■ WHAT NEEDS TO BE DONE:
Please find all lines in the data that hold the string "Pastor" and copy them.

■ MATERIAL:
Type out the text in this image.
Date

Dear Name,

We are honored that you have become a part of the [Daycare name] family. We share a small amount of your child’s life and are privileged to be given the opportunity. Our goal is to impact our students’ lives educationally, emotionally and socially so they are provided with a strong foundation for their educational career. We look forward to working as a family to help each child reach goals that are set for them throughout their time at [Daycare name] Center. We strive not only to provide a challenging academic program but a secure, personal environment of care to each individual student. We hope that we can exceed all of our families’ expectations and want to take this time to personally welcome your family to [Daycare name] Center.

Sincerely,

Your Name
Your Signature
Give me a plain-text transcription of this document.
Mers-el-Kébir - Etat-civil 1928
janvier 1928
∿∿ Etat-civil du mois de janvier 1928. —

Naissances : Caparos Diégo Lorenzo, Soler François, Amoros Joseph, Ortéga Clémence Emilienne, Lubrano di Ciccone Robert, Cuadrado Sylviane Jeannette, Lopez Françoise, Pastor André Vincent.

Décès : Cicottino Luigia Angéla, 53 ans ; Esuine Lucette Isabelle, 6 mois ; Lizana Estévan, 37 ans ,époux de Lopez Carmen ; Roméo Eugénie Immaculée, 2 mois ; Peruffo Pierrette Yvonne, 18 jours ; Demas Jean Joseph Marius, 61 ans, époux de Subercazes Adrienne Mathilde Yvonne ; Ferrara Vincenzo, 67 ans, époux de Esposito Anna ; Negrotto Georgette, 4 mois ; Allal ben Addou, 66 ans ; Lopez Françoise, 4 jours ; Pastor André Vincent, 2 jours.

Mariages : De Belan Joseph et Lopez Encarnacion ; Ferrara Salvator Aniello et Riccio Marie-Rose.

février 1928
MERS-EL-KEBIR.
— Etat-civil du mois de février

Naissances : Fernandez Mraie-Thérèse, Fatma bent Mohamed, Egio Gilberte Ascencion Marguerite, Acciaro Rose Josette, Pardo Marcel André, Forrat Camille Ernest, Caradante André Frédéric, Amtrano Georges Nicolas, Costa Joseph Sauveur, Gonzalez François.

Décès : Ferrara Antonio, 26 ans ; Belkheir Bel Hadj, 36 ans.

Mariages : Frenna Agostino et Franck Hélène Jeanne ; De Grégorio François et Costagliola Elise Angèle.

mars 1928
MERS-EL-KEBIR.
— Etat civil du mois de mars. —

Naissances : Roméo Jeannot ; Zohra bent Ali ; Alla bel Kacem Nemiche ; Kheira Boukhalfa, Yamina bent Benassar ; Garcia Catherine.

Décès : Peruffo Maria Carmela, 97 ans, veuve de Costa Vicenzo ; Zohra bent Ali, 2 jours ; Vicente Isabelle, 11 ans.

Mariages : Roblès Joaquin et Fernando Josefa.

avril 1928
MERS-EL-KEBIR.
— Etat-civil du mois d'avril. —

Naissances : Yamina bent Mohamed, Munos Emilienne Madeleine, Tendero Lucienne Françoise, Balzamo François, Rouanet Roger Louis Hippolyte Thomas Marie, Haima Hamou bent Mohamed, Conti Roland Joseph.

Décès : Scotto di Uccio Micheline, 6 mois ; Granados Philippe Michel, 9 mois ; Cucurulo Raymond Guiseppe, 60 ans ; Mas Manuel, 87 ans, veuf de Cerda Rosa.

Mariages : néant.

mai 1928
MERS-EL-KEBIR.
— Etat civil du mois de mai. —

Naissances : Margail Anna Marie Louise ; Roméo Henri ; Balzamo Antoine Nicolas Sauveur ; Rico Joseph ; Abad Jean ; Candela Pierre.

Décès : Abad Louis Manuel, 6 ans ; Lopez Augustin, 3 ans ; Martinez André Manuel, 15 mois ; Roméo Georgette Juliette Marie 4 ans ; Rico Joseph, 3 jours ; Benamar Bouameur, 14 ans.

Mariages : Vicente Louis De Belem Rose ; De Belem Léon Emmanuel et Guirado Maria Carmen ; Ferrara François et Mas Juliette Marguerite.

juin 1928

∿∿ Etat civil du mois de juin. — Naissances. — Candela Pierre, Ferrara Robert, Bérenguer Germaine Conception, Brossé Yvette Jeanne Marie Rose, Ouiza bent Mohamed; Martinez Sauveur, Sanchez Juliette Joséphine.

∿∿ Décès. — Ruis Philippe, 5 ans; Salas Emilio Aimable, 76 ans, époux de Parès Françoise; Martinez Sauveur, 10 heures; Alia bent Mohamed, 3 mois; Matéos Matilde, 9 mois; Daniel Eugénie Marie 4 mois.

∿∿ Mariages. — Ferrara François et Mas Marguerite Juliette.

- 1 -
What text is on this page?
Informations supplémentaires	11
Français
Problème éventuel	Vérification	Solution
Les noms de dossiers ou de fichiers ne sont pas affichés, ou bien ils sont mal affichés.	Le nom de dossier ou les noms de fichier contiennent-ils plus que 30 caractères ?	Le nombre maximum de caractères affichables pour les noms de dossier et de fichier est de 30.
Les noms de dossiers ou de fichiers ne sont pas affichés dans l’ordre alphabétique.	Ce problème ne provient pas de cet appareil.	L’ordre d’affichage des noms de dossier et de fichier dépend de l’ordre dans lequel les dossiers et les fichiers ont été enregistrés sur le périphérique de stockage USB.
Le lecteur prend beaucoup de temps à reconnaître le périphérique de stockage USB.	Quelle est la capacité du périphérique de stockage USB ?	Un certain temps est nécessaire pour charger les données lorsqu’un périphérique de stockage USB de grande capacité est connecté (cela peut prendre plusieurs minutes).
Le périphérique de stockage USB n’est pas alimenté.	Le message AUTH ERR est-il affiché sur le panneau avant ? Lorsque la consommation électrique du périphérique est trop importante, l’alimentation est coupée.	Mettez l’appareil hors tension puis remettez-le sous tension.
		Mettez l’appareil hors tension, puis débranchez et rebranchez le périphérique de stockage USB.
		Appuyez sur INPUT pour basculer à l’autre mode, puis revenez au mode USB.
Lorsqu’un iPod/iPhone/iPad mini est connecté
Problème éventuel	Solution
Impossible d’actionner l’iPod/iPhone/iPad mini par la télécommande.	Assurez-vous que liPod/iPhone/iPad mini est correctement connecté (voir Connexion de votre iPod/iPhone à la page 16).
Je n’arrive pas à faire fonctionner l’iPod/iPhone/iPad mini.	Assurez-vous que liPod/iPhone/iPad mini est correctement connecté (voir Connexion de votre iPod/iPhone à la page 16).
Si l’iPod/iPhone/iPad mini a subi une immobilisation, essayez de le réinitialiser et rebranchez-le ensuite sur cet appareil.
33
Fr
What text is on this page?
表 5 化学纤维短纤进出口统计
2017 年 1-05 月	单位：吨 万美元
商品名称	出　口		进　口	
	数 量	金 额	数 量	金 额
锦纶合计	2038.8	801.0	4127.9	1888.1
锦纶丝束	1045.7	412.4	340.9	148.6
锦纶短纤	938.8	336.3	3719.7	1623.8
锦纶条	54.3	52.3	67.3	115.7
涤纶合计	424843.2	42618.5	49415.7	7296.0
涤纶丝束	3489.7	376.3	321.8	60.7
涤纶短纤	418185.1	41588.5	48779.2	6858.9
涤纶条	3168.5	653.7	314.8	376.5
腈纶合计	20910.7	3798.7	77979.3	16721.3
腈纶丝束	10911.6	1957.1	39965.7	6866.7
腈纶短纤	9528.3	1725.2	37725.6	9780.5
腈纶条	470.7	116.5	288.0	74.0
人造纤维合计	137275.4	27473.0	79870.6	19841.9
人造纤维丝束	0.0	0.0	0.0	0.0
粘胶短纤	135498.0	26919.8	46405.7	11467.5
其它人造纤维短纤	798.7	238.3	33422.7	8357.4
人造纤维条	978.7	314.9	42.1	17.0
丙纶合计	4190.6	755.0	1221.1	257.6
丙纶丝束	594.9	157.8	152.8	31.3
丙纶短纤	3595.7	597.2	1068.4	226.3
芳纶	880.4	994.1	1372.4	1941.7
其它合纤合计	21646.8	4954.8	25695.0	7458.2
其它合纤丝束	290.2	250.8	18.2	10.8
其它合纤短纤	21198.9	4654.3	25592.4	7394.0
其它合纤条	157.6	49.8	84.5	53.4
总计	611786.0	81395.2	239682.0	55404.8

■ RIGHT ANSWER:
Naissances : Caparos Diégo Lorenzo, Soler François, Amoros Joseph, Ortéga Clémence Emilienne, Lubrano di Ciccone Robert, Cuadrado Sylviane Jeannette, Lopez Françoise, Pastor André Vincent.
Décès : Cicottino Luigia Angéla, 53 ans ; Esuine Lucette Isabelle, 6 mois ; Lizana Estévan, 37 ans ,époux de Lopez Carmen ; Roméo Eugénie Immaculée, 2 mois ; Peruffo Pierrette Yvonne, 18 jours ; Demas Jean Joseph Marius, 61 ans, époux de Subercazes Adrienne Mathilde Yvonne ; Ferrara Vincenzo, 67 ans, époux de Esposito Anna ; Negrotto Georgette, 4 mois ; Allal ben Addou, 66 ans ; Lopez Françoise, 4 jours ; Pastor André Vincent, 2 jours.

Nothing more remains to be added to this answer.